(The problem):
Write out all of the lines below, exactly and completely.

# Stored data start

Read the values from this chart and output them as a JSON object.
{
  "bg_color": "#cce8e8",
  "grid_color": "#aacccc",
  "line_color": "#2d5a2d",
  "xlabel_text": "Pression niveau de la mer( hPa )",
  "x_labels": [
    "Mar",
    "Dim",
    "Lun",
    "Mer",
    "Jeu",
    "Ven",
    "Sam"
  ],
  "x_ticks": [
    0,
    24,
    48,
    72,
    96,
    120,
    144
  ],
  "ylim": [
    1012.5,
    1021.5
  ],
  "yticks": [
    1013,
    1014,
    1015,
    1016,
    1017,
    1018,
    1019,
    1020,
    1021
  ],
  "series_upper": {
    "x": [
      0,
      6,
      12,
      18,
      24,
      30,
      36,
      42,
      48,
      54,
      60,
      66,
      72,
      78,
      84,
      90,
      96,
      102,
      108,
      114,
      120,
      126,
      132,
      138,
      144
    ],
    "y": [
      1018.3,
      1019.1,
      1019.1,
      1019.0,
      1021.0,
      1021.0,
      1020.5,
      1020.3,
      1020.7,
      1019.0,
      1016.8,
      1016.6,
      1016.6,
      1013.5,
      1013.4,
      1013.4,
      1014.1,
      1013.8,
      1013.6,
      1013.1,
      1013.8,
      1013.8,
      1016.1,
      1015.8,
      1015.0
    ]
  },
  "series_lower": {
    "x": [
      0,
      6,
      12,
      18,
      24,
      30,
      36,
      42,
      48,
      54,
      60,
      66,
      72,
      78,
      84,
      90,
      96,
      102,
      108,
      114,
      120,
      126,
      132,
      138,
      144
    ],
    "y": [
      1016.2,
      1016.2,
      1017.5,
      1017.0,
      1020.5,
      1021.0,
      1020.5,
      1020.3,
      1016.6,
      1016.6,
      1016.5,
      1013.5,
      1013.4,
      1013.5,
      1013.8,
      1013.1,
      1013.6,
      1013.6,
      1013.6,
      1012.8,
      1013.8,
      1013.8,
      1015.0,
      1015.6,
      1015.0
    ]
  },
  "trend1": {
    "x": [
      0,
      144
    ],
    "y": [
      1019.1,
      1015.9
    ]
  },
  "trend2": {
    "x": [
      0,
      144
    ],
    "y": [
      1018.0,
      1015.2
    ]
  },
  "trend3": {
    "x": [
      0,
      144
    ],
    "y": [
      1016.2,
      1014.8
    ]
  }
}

# Stored data end

(Result):
Read the values from this chart and output them as a JSON object.
{
  "bg_color": "#cce8e8",
  "grid_color": "#aacccc",
  "line_color": "#2d5a2d",
  "xlabel_text": "Pression niveau de la mer( hPa )",
  "x_labels": [
    "Mar",
    "Dim",
    "Lun",
    "Mer",
    "Jeu",
    "Ven",
    "Sam"
  ],
  "x_ticks": [
    0,
    24,
    48,
    72,
    96,
    120,
    144
  ],
  "ylim": [
    1012.5,
    1021.5
  ],
  "yticks": [
    1013,
    1014,
    1015,
    1016,
    1017,
    1018,
    1019,
    1020,
    1021
  ],
  "series_upper": {
    "x": [
      0,
      6,
      12,
      18,
      24,
      30,
      36,
      42,
      48,
      54,
      60,
      66,
      72,
      78,
      84,
      90,
      96,
      102,
      108,
      114,
      120,
      126,
      132,
      138,
      144
    ],
    "y": [
      1018.3,
      1019.1,
      1019.1,
      1019.0,
      1021.0,
      1021.0,
      1020.5,
      1020.3,
      1020.7,
      1019.0,
      1016.8,
      1016.6,
      1016.6,
      1013.5,
      1013.4,
      1013.4,
      1014.1,
      1013.8,
      1013.6,
      1013.1,
      1013.8,
      1013.8,
      1016.1,
      1015.8,
      1015.0
    ]
  },
  "series_lower": {
    "x": [
      0,
      6,
      12,
      18,
      24,
      30,
      36,
      42,
      48,
      54,
      60,
      66,
      72,
      78,
      84,
      90,
      96,
      102,
      108,
      114,
      120,
      126,
      132,
      138,
      144
    ],
    "y": [
      1016.2,
      1016.2,
      1017.5,
      1017.0,
      1020.5,
      1021.0,
      1020.5,
      1020.3,
      1016.6,
      1016.6,
      1016.5,
      1013.5,
      1013.4,
      1013.5,
      1013.8,
      1013.1,
      1013.6,
      1013.6,
      1013.6,
      1012.8,
      1013.8,
      1013.8,
      1015.0,
      1015.6,
      1015.0
    ]
  },
  "trend1": {
    "x": [
      0,
      144
    ],
    "y": [
      1019.1,
      1015.9
    ]
  },
  "trend2": {
    "x": [
      0,
      144
    ],
    "y": [
      1018.0,
      1015.2
    ]
  },
  "trend3": {
    "x": [
      0,
      144
    ],
    "y": [
      1016.2,
      1014.8
    ]
  }
}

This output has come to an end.